**Seçilmiş Bölüm**.
-=-=-

Adalet Bakanı Yılmaz Tunç Türk Milleti ile eğleniyor mu?
Adalet Bakanı Yılmaz Tunç’un “Hukuk herkes için geçerli olmalı” açıklamasının ardından Türkiye’de yargı sistemindeki çifte standart, adil yargılanma hakkı, masumiyet karinesi ve çocuk hakları gibi temel hukuki sorunlar detaylı şekilde incelendi.

YUSUF İNAN YAZDI...
Adaletin Gerçek Sahibi Kim? Hukuk Herkes İçin mi, Yoksa Sadece Bazıları İçin mi?
Adalet Bakanı Yılmaz Tunç’un kamuoyuna yaptığı “Hukuk, sadece bazıları için değil, herkes için geçerli olmalı” açıklaması, Türkiye’de yıllardır adalet arayan binlerce yurttaşın hafızasında yankılanan acı bir cümleye dönüştü. Bu açıklamanın toplumun geniş bir kesiminde yarattığı sarsıntının temelinde, hukuk sistemine duyulan güvenin derin yaralar almış olması yatıyor.
Hukukun herkes için eşit uygulanması gerektiği, modern anayasal devletlerin en temel prensiplerinden biridir. Ancak Türkiye’de özellikle son yıllarda yaşanan pek çok örnek, bu ilkenin yalnızca söylem düzeyinde kaldığını gösteriyor.
Yedi Yıl Süren Bir Hukuksuzluk Örneği
Hiçbir somut delil olmadan, yalnızca geçmişte 15 ve 20 yıl önce yazılmış birkaç köşe yazısından cımbızlanarak alınan ifadelerle teröre yardım suçlaması yapılması, İfade Özgürlüğü'nün yok sayılması ve bu gerekçeyle başka ülkede yaşayan bir babaya, gazeteciye yedi yıl boyunca yurt dışı çıkış yasağı uygulanması, evine, ailesine, çocuklarına gitmesinin engellenmesi, sadece bireysel bir mağduriyet değil, hukuk devleti ilkesinin çiğnenmesidir.
Masumiyet karinesi yok sayılmış, lekelenmeme hakkı görmezden gelinmiş, aile birliği ve çocuk hakları açıkça ihlal edilmiştir.
Bu süreçte çocukların babasız büyümesi, ailelerin parçalanması ve insanların yıllarca süren yargı kıskacında yaşadığı psikolojik ve sosyolojik tahribat, “hukukun herkese eşit uygulanması gerektiği” yönündeki söylemleri boşa çıkaran somut gerçeklerdir.

-=-=-

**Veri Kümesi**.
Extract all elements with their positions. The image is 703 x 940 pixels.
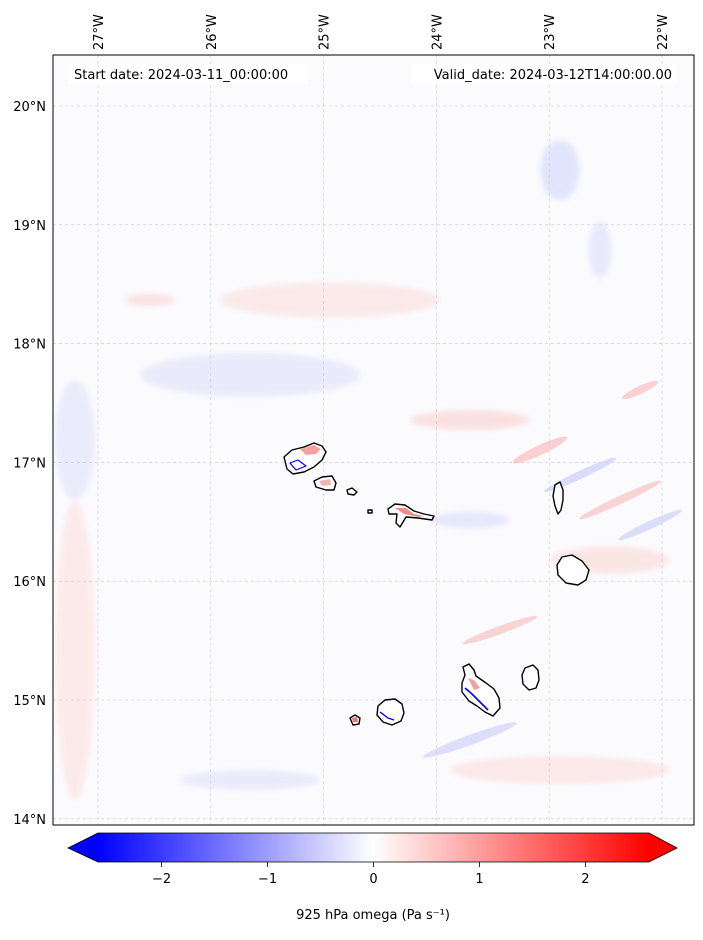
field-wave — [618, 509, 682, 541]
field-wave — [462, 615, 538, 645]
island-santiago — [461, 663, 501, 717]
island-branco — [367, 509, 373, 514]
field-patch — [540, 140, 580, 200]
lat-label: 17°N — [13, 456, 46, 471]
colorbar-tick-label: 0 — [369, 872, 377, 887]
colorbar-tick-label: −2 — [152, 872, 171, 887]
field-patch — [180, 770, 320, 790]
field-patch — [125, 294, 175, 306]
map-panel: Start date: 2024-03-11_00:00:00 Valid_da… — [52, 54, 695, 826]
lat-label: 18°N — [13, 338, 46, 353]
start-date-box — [68, 64, 308, 84]
field-patch — [430, 512, 510, 528]
latitude-labels: 20°N 19°N 18°N 17°N 16°N 15°N 14°N — [13, 100, 46, 828]
field-patch — [588, 222, 612, 278]
lat-label: 15°N — [13, 694, 46, 709]
field-patch — [55, 500, 95, 800]
omega-field — [55, 140, 682, 800]
island-boa-vista — [556, 554, 590, 586]
colorbar-gradient — [98, 833, 649, 862]
lon-label: 25°W — [318, 14, 333, 50]
lon-label: 22°W — [656, 14, 671, 50]
lon-label: 27°W — [92, 14, 107, 50]
colorbar-outline — [67, 832, 678, 863]
islands — [283, 442, 590, 726]
colorbar-extend-min — [68, 833, 98, 862]
lon-label: 23°W — [543, 14, 558, 50]
field-wave — [579, 480, 661, 520]
valid-date-label: Valid_date: 2024-03-12T14:00:00.00 — [434, 68, 672, 83]
island-fogo-blue-area — [379, 711, 395, 721]
colorbar-tick-label: 2 — [581, 872, 589, 887]
colorbar-extend-max — [649, 833, 677, 862]
island-fogo — [376, 698, 405, 726]
colorbar-ticks: −2 −1 0 1 2 — [152, 862, 590, 887]
island-santo-antao-red-area — [300, 445, 321, 455]
lat-label: 20°N — [13, 100, 46, 115]
lat-label: 16°N — [13, 575, 46, 590]
island-sao-vicente-red-area — [319, 479, 331, 486]
field-wave — [512, 436, 568, 464]
colorbar-tick-label: −1 — [258, 872, 277, 887]
colorbar: −2 −1 0 1 2 925 hPa omega (Pa s⁻¹) — [67, 832, 678, 923]
map-frame — [52, 54, 695, 826]
map-background — [53, 55, 694, 825]
lat-label: 14°N — [13, 813, 46, 828]
island-maio — [521, 664, 540, 691]
colorbar-label: 925 hPa omega (Pa s⁻¹) — [296, 908, 450, 923]
field-patch — [220, 282, 440, 318]
field-patch — [55, 380, 95, 500]
island-santiago-red-area — [468, 678, 480, 690]
longitude-labels: 27°W 26°W 25°W 24°W 23°W 22°W — [92, 14, 671, 50]
field-patch — [410, 410, 530, 430]
island-brava-red-area — [352, 717, 358, 722]
lon-label: 24°W — [430, 14, 445, 50]
colorbar-tick-label: 1 — [475, 872, 483, 887]
field-wave — [422, 722, 518, 758]
island-santa-luzia — [346, 487, 358, 496]
field-patch — [450, 756, 670, 784]
island-santiago-blue-area — [464, 687, 489, 711]
lon-label: 26°W — [205, 14, 220, 50]
island-sal — [552, 481, 564, 515]
island-sao-nicolau-red-area — [395, 508, 424, 517]
lat-label: 19°N — [13, 219, 46, 234]
gridlines — [53, 55, 694, 825]
field-patch — [140, 353, 360, 397]
field-wave — [543, 457, 617, 493]
start-date-label: Start date: 2024-03-11_00:00:00 — [74, 68, 288, 83]
island-santo-antao-blue-area — [289, 459, 307, 471]
field-wave — [621, 380, 659, 400]
valid-date-box — [411, 64, 677, 84]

-=-=-

**Yazılı Görev 1**.
Seçilmiş bölümde "YUSUF İNAN YAZDI..." ile başlayıp "düzeyinde kaldığını gösteriyor." ile biten kısmı, "modern" sözcüğünü "çağdaş" olarak değiştirerek yeniden yazınız.
**Yazılı Görev 2**.
Seçilmiş bölüme göre aşağıdaki soruları yanıtlayınız.
(a) Yazının yazarı olarak kimin adı verilmektedir?
(b) Hukukun herkes için eşit uygulanması hangi devletlerin en temel prensiplerinden biri olarak nitelendirilmektedir?
(c) Teröre yardım suçlamasında kullanılan ifadelerin alındığı köşe yazıları kaç yıl önce yazılmıştır?
Yanıtlarınızı yalnızca seçilmiş bölümde yer alan bilgilere dayandırınız.

**Doğru Sonuç 1**.
YUSUF İNAN YAZDI...
Adaletin Gerçek Sahibi Kim? Hukuk Herkes İçin mi, Yoksa Sadece Bazıları İçin mi?
Adalet Bakanı Yılmaz Tunç’un kamuoyuna yaptığı “Hukuk, sadece bazıları için değil, herkes için geçerli olmalı” açıklaması, Türkiye’de yıllardır adalet arayan binlerce yurttaşın hafızasında yankılanan acı bir cümleye dönüştü. Bu açıklamanın toplumun geniş bir kesiminde yarattığı sarsıntının temelinde, hukuk sistemine duyulan güvenin derin yaralar almış olması yatıyor.
Hukukun herkes için eşit uygulanması gerektiği, çağdaş anayasal devletlerin en temel prensiplerinden biridir. Ancak Türkiye’de özellikle son yıllarda yaşanan pek çok örnek, bu ilkenin yalnızca söylem düzeyinde kaldığını gösteriyor.

**Doğru Sonuç 2**.
(a) Yusuf İnan
(b) Modern anayasal devletlerin
(c) 15 ve 20 yıl önce